# [Task prompt]
Copy the lines of the entries below verbatim, from the line that contains "For every button, label, input, icon, or" through the line that contains "x-tick-label: 25.0% (1322, 821, 1365, 840)", including both of those lines.

# [Materials provided]
----

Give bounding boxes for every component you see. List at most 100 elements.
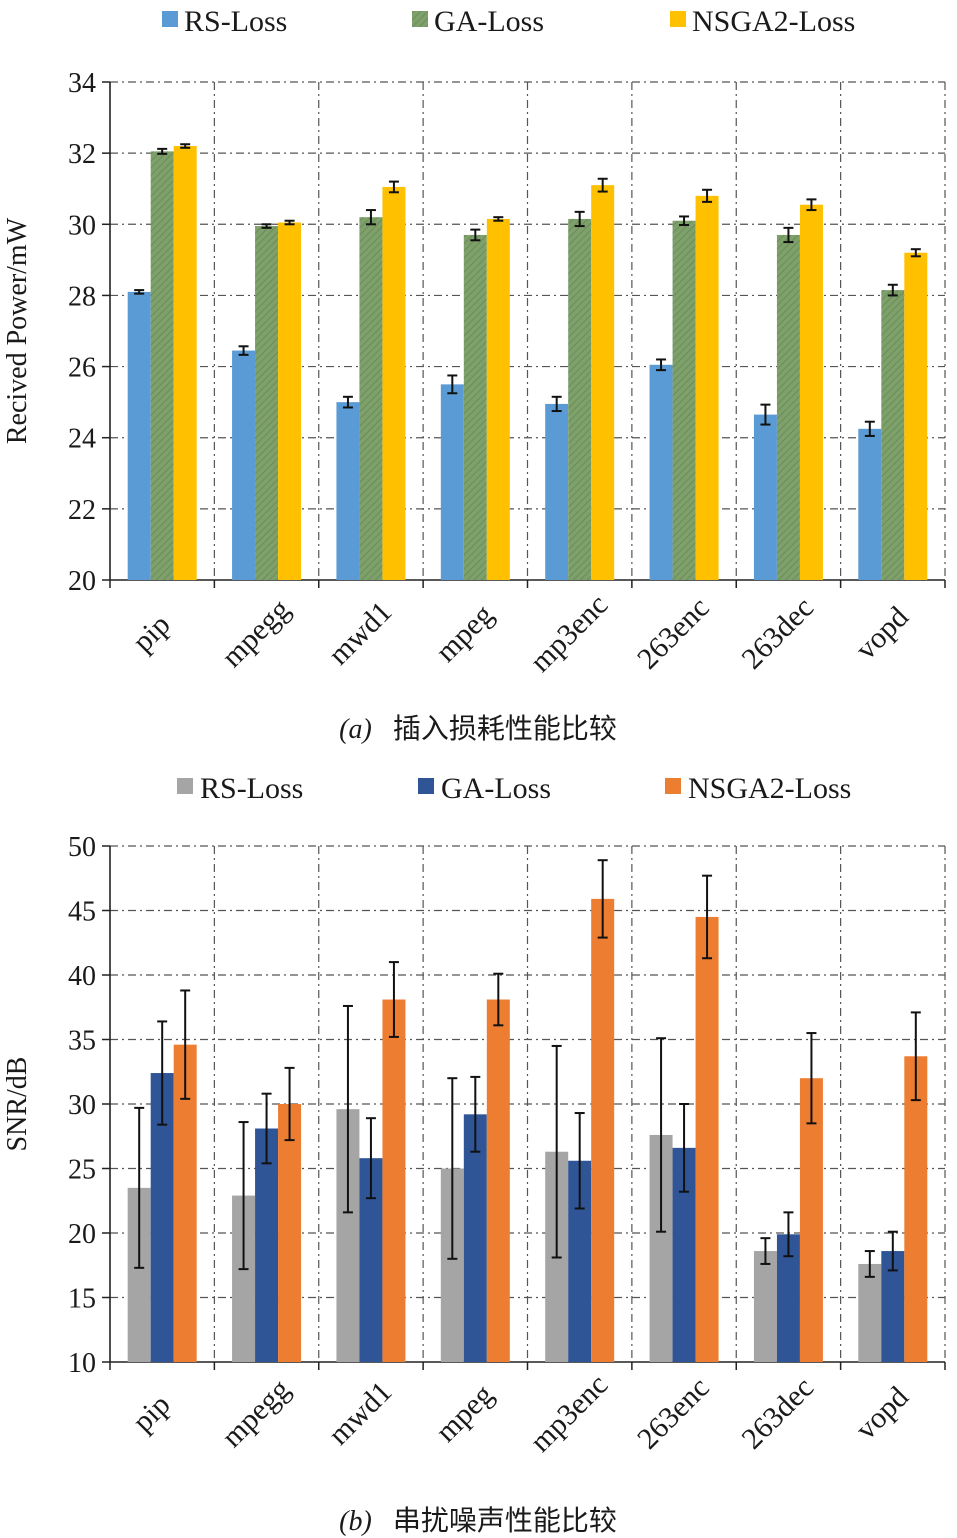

----

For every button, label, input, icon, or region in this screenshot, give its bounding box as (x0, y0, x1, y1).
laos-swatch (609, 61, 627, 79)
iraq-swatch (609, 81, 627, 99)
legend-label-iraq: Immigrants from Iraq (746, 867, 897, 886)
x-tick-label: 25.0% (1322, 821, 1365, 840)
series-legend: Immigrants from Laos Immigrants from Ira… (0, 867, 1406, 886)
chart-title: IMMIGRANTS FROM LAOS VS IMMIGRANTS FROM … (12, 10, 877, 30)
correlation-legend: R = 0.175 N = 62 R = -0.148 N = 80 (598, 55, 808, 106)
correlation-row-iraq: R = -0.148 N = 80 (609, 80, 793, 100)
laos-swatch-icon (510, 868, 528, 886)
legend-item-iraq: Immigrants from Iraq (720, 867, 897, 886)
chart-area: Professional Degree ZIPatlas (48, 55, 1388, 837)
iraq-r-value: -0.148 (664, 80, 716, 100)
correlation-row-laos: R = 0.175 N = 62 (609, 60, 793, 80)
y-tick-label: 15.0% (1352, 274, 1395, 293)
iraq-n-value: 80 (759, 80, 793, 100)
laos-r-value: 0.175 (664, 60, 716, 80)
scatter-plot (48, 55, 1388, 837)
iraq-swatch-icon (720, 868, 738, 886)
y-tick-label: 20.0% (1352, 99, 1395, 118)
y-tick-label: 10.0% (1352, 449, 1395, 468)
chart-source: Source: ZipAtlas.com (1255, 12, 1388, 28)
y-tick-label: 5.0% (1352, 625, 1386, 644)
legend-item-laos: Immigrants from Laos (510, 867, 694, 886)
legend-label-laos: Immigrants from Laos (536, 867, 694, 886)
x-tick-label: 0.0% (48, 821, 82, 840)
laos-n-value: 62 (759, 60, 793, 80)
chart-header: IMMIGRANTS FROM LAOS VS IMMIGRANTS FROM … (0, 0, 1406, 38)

----

# [Problem solution]
For every button, label, input, icon, or region in this screenshot, give its bounding box as (x0, y0, x1, y1).
laos-swatch (609, 61, 627, 79)
iraq-swatch (609, 81, 627, 99)
legend-label-iraq: Immigrants from Iraq (746, 867, 897, 886)
x-tick-label: 25.0% (1322, 821, 1365, 840)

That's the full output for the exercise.